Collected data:
▼▼▼

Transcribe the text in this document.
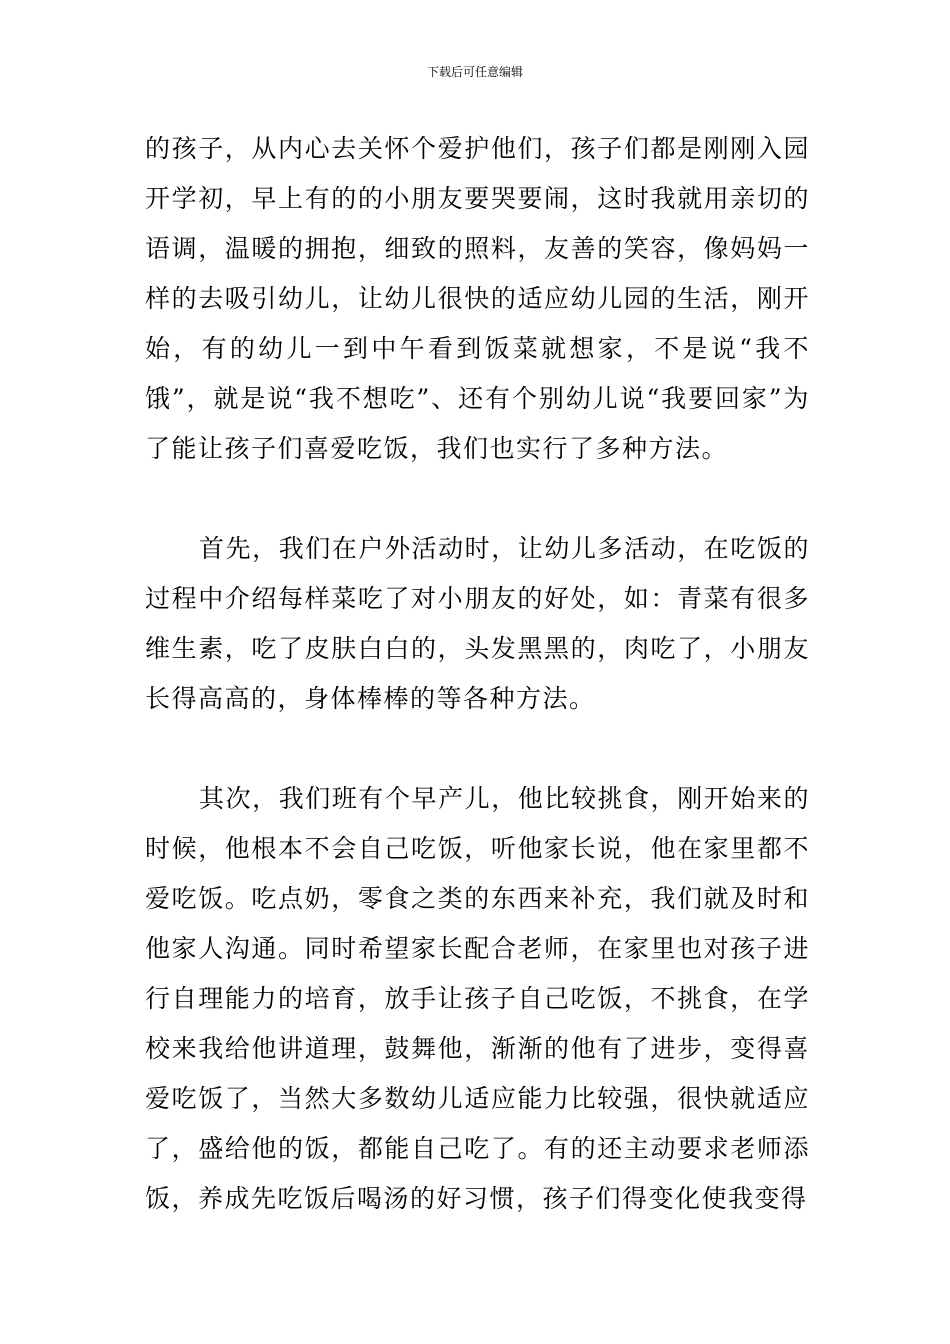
下载后可任意编辑

的孩子，从内心去关怀个爱护他们，孩子们都是刚刚入园开学初，早上有的的小朋友要哭要闹，这时我就用亲切的语调，温暖的拥抱，细致的照料，友善的笑容，像妈妈一样的去吸引幼儿，让幼儿很快的适应幼儿园的生活，刚开始，有的幼儿一到中午看到饭菜就想家，不是说“我不饿”，就是说“我不想吃”、还有个别幼儿说“我要回家”为了能让孩子们喜爱吃饭，我们也实行了多种方法。

首先，我们在户外活动时，让幼儿多活动，在吃饭的过程中介绍每样菜吃了对小朋友的好处，如：青菜有很多维生素，吃了皮肤白白的，头发黑黑的，肉吃了，小朋友长得高高的，身体棒棒的等各种方法。

其次，我们班有个早产儿，他比较挑食，刚开始来的时候，他根本不会自己吃饭，听他家长说，他在家里都不爱吃饭。吃点奶，零食之类的东西来补充，我们就及时和他家人沟通。同时希望家长配合老师，在家里也对孩子进行自理能力的培育，放手让孩子自己吃饭，不挑食，在学校来我给他讲道理，鼓舞他，渐渐的他有了进步，变得喜爱吃饭了，当然大多数幼儿适应能力比较强，很快就适应了，盛给他的饭，都能自己吃了。有的还主动要求老师添饭，养成先吃饭后喝汤的好习惯，孩子们得变化使我变得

▲▲▲

Stated task:
Reproduce each line exactly as it appears, omitting the pictures.

Answer to this exercise:
Transcribe the text in this document.
下载后可任意编辑

的孩子，从内心去关怀个爱护他们，孩子们都是刚刚入园开学初，早上有的的小朋友要哭要闹，这时我就用亲切的语调，温暖的拥抱，细致的照料，友善的笑容，像妈妈一样的去吸引幼儿，让幼儿很快的适应幼儿园的生活，刚开始，有的幼儿一到中午看到饭菜就想家，不是说“我不饿”，就是说“我不想吃”、还有个别幼儿说“我要回家”为了能让孩子们喜爱吃饭，我们也实行了多种方法。

首先，我们在户外活动时，让幼儿多活动，在吃饭的过程中介绍每样菜吃了对小朋友的好处，如：青菜有很多维生素，吃了皮肤白白的，头发黑黑的，肉吃了，小朋友长得高高的，身体棒棒的等各种方法。

其次，我们班有个早产儿，他比较挑食，刚开始来的时候，他根本不会自己吃饭，听他家长说，他在家里都不爱吃饭。吃点奶，零食之类的东西来补充，我们就及时和他家人沟通。同时希望家长配合老师，在家里也对孩子进行自理能力的培育，放手让孩子自己吃饭，不挑食，在学校来我给他讲道理，鼓舞他，渐渐的他有了进步，变得喜爱吃饭了，当然大多数幼儿适应能力比较强，很快就适应了，盛给他的饭，都能自己吃了。有的还主动要求老师添饭，养成先吃饭后喝汤的好习惯，孩子们得变化使我变得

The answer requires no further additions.